What is being asked:
Where a line of the material includes the string "title", copy that line.

========================

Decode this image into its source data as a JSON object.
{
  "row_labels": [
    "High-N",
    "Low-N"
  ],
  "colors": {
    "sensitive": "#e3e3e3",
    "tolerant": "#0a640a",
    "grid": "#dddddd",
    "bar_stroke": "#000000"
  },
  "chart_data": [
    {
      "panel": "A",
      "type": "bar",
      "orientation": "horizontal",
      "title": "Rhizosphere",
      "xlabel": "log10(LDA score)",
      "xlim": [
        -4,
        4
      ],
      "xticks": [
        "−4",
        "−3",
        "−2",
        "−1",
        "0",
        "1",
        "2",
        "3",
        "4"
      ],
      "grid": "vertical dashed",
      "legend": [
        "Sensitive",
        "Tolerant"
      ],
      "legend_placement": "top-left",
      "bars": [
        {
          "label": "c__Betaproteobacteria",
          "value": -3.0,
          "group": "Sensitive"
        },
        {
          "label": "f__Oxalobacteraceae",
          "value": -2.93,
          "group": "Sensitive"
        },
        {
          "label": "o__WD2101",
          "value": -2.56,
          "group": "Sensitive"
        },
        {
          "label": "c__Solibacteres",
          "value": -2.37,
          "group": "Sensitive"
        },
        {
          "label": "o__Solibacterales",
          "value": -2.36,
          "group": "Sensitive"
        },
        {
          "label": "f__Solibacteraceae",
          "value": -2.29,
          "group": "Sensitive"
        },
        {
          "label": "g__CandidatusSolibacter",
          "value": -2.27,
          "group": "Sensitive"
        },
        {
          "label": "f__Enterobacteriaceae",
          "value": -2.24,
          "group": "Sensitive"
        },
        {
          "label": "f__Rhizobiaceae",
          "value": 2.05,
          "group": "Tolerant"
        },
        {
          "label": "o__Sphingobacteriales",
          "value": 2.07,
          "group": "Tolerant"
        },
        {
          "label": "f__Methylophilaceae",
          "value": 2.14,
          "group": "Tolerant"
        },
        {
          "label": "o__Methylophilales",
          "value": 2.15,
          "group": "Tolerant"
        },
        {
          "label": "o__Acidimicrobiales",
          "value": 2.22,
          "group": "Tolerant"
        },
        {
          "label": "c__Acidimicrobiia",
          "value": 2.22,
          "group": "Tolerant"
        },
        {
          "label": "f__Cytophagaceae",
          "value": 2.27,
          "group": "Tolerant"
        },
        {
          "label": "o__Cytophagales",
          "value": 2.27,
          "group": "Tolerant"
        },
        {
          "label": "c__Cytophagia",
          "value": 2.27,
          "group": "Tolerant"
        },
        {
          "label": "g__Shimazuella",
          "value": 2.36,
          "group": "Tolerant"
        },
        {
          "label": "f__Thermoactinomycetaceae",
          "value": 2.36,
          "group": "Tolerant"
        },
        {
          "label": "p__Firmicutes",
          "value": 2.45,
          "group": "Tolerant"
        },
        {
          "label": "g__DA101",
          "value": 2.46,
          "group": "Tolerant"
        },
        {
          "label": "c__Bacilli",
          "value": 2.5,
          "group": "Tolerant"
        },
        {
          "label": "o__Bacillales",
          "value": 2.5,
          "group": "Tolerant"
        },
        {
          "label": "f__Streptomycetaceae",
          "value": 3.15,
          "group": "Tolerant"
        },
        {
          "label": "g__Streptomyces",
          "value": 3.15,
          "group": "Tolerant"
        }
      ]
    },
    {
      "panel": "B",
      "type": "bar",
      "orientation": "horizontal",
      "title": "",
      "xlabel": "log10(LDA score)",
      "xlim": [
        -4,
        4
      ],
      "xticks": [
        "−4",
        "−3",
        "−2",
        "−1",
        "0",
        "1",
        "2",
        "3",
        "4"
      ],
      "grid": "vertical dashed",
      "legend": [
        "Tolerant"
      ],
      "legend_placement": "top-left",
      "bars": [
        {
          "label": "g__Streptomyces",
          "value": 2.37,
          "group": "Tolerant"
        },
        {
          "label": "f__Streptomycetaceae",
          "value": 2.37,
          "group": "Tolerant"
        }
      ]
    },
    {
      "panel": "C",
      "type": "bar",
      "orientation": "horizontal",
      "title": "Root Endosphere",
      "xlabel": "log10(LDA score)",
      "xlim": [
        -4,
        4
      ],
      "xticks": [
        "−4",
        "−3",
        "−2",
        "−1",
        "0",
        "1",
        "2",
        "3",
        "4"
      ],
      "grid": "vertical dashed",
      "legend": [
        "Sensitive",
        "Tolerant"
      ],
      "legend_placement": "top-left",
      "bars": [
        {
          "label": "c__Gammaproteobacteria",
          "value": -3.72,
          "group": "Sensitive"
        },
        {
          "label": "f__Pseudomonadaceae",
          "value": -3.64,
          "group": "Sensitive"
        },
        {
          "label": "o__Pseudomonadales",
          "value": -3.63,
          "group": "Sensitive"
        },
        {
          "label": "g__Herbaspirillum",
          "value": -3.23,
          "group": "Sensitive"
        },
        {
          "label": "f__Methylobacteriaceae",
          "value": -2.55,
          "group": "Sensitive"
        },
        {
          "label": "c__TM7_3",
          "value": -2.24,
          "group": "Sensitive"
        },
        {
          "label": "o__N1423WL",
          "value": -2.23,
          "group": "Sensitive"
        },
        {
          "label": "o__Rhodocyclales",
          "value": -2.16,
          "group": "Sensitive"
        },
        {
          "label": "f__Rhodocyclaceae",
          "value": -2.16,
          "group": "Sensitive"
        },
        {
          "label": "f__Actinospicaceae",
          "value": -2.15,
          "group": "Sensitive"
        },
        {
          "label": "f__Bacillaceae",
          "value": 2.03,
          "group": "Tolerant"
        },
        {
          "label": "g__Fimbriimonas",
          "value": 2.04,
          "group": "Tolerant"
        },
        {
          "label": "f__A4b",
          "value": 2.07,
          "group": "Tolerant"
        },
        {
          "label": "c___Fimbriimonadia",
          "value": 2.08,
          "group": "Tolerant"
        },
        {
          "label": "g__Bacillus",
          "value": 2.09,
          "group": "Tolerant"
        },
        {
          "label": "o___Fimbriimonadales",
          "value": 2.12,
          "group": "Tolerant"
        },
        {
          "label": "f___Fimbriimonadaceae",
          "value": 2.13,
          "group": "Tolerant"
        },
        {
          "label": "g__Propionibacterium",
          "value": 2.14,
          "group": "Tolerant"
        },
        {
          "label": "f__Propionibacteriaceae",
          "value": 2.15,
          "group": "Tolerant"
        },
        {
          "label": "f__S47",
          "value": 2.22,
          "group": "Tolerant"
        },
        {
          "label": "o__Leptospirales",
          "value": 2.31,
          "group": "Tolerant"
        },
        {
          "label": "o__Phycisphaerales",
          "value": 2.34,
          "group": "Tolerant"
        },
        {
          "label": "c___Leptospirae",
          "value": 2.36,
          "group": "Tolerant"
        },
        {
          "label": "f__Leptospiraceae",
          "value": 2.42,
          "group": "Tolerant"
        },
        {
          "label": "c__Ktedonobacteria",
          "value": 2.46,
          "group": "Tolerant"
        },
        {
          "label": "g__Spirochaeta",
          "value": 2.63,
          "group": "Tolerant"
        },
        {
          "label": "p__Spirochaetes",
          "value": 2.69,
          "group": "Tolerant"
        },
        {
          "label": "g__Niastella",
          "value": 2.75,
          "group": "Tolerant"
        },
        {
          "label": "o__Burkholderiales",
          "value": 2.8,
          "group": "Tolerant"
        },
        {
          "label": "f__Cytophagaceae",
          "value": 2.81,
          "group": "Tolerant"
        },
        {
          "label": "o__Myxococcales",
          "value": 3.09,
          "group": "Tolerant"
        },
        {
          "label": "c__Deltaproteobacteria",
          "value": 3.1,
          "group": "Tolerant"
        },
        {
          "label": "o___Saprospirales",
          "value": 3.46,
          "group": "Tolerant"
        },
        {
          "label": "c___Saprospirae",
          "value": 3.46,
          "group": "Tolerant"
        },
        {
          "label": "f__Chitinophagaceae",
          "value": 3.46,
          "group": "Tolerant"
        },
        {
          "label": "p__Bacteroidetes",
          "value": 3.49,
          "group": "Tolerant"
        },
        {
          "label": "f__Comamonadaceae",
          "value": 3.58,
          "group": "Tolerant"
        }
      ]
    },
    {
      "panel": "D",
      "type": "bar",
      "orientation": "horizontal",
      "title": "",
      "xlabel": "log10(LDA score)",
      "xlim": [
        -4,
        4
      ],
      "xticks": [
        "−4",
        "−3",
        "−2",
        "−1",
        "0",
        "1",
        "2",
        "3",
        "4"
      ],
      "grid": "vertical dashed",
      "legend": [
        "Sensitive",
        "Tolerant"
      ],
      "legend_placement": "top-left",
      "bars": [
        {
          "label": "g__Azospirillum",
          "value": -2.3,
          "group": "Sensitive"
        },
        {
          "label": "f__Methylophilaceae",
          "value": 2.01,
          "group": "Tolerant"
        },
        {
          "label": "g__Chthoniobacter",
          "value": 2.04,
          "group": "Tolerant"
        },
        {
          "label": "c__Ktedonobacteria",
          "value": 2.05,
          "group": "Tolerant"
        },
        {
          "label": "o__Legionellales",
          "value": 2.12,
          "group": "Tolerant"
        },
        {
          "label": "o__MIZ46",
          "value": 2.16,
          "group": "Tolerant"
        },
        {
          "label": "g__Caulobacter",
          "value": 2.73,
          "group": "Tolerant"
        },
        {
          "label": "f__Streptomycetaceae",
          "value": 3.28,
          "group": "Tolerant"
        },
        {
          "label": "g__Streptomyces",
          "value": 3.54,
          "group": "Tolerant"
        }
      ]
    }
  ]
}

========================

Task solution:
      "title": "Rhizosphere",
      "title": "",
      "title": "Root Endosphere",
      "title": "",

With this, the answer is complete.